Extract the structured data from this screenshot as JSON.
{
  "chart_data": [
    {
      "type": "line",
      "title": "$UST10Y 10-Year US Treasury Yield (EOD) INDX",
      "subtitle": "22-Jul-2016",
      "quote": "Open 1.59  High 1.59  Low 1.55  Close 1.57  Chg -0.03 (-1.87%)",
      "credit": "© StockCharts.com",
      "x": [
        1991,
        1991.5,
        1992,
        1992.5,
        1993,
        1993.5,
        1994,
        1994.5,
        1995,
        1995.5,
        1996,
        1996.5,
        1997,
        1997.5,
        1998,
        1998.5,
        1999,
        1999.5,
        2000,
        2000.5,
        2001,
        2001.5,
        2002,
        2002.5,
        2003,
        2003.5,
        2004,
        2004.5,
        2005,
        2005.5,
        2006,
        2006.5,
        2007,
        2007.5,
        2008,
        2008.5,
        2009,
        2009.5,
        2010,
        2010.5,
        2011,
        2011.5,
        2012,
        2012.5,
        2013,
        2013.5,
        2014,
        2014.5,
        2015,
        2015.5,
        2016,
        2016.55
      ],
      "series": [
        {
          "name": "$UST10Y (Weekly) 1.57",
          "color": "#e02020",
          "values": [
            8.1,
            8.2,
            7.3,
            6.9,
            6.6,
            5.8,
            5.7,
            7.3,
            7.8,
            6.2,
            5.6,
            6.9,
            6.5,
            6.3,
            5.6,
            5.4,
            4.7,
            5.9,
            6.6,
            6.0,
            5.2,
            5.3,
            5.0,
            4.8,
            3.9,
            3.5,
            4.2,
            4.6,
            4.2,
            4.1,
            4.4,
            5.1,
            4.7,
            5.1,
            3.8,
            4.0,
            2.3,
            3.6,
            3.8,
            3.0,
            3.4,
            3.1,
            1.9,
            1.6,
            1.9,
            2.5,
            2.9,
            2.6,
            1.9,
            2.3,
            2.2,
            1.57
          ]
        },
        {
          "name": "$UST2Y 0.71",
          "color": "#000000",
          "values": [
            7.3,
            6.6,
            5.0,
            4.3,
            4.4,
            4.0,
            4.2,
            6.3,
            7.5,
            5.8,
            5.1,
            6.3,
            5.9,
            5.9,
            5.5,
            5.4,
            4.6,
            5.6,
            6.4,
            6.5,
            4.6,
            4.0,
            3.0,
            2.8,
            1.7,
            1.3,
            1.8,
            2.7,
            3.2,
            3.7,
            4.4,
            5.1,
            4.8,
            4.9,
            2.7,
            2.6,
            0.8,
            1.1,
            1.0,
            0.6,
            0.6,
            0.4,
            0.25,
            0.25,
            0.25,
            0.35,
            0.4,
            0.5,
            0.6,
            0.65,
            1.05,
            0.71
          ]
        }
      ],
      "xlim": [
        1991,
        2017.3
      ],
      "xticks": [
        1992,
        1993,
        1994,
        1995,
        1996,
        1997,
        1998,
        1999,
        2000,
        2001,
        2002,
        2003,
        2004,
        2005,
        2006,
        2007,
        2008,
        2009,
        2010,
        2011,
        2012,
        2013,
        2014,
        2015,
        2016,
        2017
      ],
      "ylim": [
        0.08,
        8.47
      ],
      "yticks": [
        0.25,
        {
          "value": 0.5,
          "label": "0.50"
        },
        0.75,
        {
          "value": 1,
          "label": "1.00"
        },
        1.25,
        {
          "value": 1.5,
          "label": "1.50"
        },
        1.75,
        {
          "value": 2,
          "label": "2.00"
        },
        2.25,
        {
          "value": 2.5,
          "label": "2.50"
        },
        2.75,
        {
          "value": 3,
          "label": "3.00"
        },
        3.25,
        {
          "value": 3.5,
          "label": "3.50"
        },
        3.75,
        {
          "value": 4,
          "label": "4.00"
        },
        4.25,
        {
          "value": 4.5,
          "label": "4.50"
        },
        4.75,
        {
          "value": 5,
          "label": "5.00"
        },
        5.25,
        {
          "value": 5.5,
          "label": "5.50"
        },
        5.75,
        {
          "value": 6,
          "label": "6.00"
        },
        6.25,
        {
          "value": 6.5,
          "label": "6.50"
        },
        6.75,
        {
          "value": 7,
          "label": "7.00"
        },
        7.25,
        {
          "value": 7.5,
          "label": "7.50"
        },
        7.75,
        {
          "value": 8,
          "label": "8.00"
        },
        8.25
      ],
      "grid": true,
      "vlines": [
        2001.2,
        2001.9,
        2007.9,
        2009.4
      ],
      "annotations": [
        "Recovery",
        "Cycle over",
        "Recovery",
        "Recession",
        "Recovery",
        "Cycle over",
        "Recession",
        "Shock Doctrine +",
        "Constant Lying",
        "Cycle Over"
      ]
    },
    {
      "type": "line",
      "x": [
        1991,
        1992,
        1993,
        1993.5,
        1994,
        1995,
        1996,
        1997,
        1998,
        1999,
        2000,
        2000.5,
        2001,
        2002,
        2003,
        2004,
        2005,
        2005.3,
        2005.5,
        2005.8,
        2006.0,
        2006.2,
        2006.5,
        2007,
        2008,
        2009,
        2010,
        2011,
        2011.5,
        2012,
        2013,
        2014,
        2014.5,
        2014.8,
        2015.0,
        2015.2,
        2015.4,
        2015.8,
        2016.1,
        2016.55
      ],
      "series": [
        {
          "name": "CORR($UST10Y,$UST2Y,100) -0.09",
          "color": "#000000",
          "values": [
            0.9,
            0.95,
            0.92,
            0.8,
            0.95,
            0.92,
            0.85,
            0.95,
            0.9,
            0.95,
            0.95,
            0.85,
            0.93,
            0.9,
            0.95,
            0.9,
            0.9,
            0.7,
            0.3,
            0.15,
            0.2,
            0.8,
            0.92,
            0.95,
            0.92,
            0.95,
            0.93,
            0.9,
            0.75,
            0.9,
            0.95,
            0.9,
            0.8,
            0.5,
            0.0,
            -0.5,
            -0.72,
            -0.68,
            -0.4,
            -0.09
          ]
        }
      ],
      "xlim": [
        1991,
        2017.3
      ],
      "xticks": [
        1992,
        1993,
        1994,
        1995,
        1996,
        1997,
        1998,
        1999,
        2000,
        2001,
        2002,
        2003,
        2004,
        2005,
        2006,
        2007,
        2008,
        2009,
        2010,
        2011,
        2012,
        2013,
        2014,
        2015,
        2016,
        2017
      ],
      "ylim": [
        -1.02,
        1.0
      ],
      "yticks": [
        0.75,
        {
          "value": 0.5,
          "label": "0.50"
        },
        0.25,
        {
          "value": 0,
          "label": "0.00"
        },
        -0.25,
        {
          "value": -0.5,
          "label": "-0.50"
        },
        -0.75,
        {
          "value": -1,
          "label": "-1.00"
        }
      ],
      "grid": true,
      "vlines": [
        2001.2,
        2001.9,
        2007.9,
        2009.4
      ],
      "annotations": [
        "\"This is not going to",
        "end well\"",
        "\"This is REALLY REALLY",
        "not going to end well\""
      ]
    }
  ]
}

• _STATED TASK_
Write the whole listing out again. Keep every line exactly as it is.

• _ANSWER TO THE EXERCISE_
Extract the structured data from this screenshot as JSON.
{
  "chart_data": [
    {
      "type": "line",
      "title": "$UST10Y 10-Year US Treasury Yield (EOD) INDX",
      "subtitle": "22-Jul-2016",
      "quote": "Open 1.59  High 1.59  Low 1.55  Close 1.57  Chg -0.03 (-1.87%)",
      "credit": "© StockCharts.com",
      "x": [
        1991,
        1991.5,
        1992,
        1992.5,
        1993,
        1993.5,
        1994,
        1994.5,
        1995,
        1995.5,
        1996,
        1996.5,
        1997,
        1997.5,
        1998,
        1998.5,
        1999,
        1999.5,
        2000,
        2000.5,
        2001,
        2001.5,
        2002,
        2002.5,
        2003,
        2003.5,
        2004,
        2004.5,
        2005,
        2005.5,
        2006,
        2006.5,
        2007,
        2007.5,
        2008,
        2008.5,
        2009,
        2009.5,
        2010,
        2010.5,
        2011,
        2011.5,
        2012,
        2012.5,
        2013,
        2013.5,
        2014,
        2014.5,
        2015,
        2015.5,
        2016,
        2016.55
      ],
      "series": [
        {
          "name": "$UST10Y (Weekly) 1.57",
          "color": "#e02020",
          "values": [
            8.1,
            8.2,
            7.3,
            6.9,
            6.6,
            5.8,
            5.7,
            7.3,
            7.8,
            6.2,
            5.6,
            6.9,
            6.5,
            6.3,
            5.6,
            5.4,
            4.7,
            5.9,
            6.6,
            6.0,
            5.2,
            5.3,
            5.0,
            4.8,
            3.9,
            3.5,
            4.2,
            4.6,
            4.2,
            4.1,
            4.4,
            5.1,
            4.7,
            5.1,
            3.8,
            4.0,
            2.3,
            3.6,
            3.8,
            3.0,
            3.4,
            3.1,
            1.9,
            1.6,
            1.9,
            2.5,
            2.9,
            2.6,
            1.9,
            2.3,
            2.2,
            1.57
          ]
        },
        {
          "name": "$UST2Y 0.71",
          "color": "#000000",
          "values": [
            7.3,
            6.6,
            5.0,
            4.3,
            4.4,
            4.0,
            4.2,
            6.3,
            7.5,
            5.8,
            5.1,
            6.3,
            5.9,
            5.9,
            5.5,
            5.4,
            4.6,
            5.6,
            6.4,
            6.5,
            4.6,
            4.0,
            3.0,
            2.8,
            1.7,
            1.3,
            1.8,
            2.7,
            3.2,
            3.7,
            4.4,
            5.1,
            4.8,
            4.9,
            2.7,
            2.6,
            0.8,
            1.1,
            1.0,
            0.6,
            0.6,
            0.4,
            0.25,
            0.25,
            0.25,
            0.35,
            0.4,
            0.5,
            0.6,
            0.65,
            1.05,
            0.71
          ]
        }
      ],
      "xlim": [
        1991,
        2017.3
      ],
      "xticks": [
        1992,
        1993,
        1994,
        1995,
        1996,
        1997,
        1998,
        1999,
        2000,
        2001,
        2002,
        2003,
        2004,
        2005,
        2006,
        2007,
        2008,
        2009,
        2010,
        2011,
        2012,
        2013,
        2014,
        2015,
        2016,
        2017
      ],
      "ylim": [
        0.08,
        8.47
      ],
      "yticks": [
        0.25,
        {
          "value": 0.5,
          "label": "0.50"
        },
        0.75,
        {
          "value": 1,
          "label": "1.00"
        },
        1.25,
        {
          "value": 1.5,
          "label": "1.50"
        },
        1.75,
        {
          "value": 2,
          "label": "2.00"
        },
        2.25,
        {
          "value": 2.5,
          "label": "2.50"
        },
        2.75,
        {
          "value": 3,
          "label": "3.00"
        },
        3.25,
        {
          "value": 3.5,
          "label": "3.50"
        },
        3.75,
        {
          "value": 4,
          "label": "4.00"
        },
        4.25,
        {
          "value": 4.5,
          "label": "4.50"
        },
        4.75,
        {
          "value": 5,
          "label": "5.00"
        },
        5.25,
        {
          "value": 5.5,
          "label": "5.50"
        },
        5.75,
        {
          "value": 6,
          "label": "6.00"
        },
        6.25,
        {
          "value": 6.5,
          "label": "6.50"
        },
        6.75,
        {
          "value": 7,
          "label": "7.00"
        },
        7.25,
        {
          "value": 7.5,
          "label": "7.50"
        },
        7.75,
        {
          "value": 8,
          "label": "8.00"
        },
        8.25
      ],
      "grid": true,
      "vlines": [
        2001.2,
        2001.9,
        2007.9,
        2009.4
      ],
      "annotations": [
        "Recovery",
        "Cycle over",
        "Recovery",
        "Recession",
        "Recovery",
        "Cycle over",
        "Recession",
        "Shock Doctrine +",
        "Constant Lying",
        "Cycle Over"
      ]
    },
    {
      "type": "line",
      "x": [
        1991,
        1992,
        1993,
        1993.5,
        1994,
        1995,
        1996,
        1997,
        1998,
        1999,
        2000,
        2000.5,
        2001,
        2002,
        2003,
        2004,
        2005,
        2005.3,
        2005.5,
        2005.8,
        2006.0,
        2006.2,
        2006.5,
        2007,
        2008,
        2009,
        2010,
        2011,
        2011.5,
        2012,
        2013,
        2014,
        2014.5,
        2014.8,
        2015.0,
        2015.2,
        2015.4,
        2015.8,
        2016.1,
        2016.55
      ],
      "series": [
        {
          "name": "CORR($UST10Y,$UST2Y,100) -0.09",
          "color": "#000000",
          "values": [
            0.9,
            0.95,
            0.92,
            0.8,
            0.95,
            0.92,
            0.85,
            0.95,
            0.9,
            0.95,
            0.95,
            0.85,
            0.93,
            0.9,
            0.95,
            0.9,
            0.9,
            0.7,
            0.3,
            0.15,
            0.2,
            0.8,
            0.92,
            0.95,
            0.92,
            0.95,
            0.93,
            0.9,
            0.75,
            0.9,
            0.95,
            0.9,
            0.8,
            0.5,
            0.0,
            -0.5,
            -0.72,
            -0.68,
            -0.4,
            -0.09
          ]
        }
      ],
      "xlim": [
        1991,
        2017.3
      ],
      "xticks": [
        1992,
        1993,
        1994,
        1995,
        1996,
        1997,
        1998,
        1999,
        2000,
        2001,
        2002,
        2003,
        2004,
        2005,
        2006,
        2007,
        2008,
        2009,
        2010,
        2011,
        2012,
        2013,
        2014,
        2015,
        2016,
        2017
      ],
      "ylim": [
        -1.02,
        1.0
      ],
      "yticks": [
        0.75,
        {
          "value": 0.5,
          "label": "0.50"
        },
        0.25,
        {
          "value": 0,
          "label": "0.00"
        },
        -0.25,
        {
          "value": -0.5,
          "label": "-0.50"
        },
        -0.75,
        {
          "value": -1,
          "label": "-1.00"
        }
      ],
      "grid": true,
      "vlines": [
        2001.2,
        2001.9,
        2007.9,
        2009.4
      ],
      "annotations": [
        "\"This is not going to",
        "end well\"",
        "\"This is REALLY REALLY",
        "not going to end well\""
      ]
    }
  ]
}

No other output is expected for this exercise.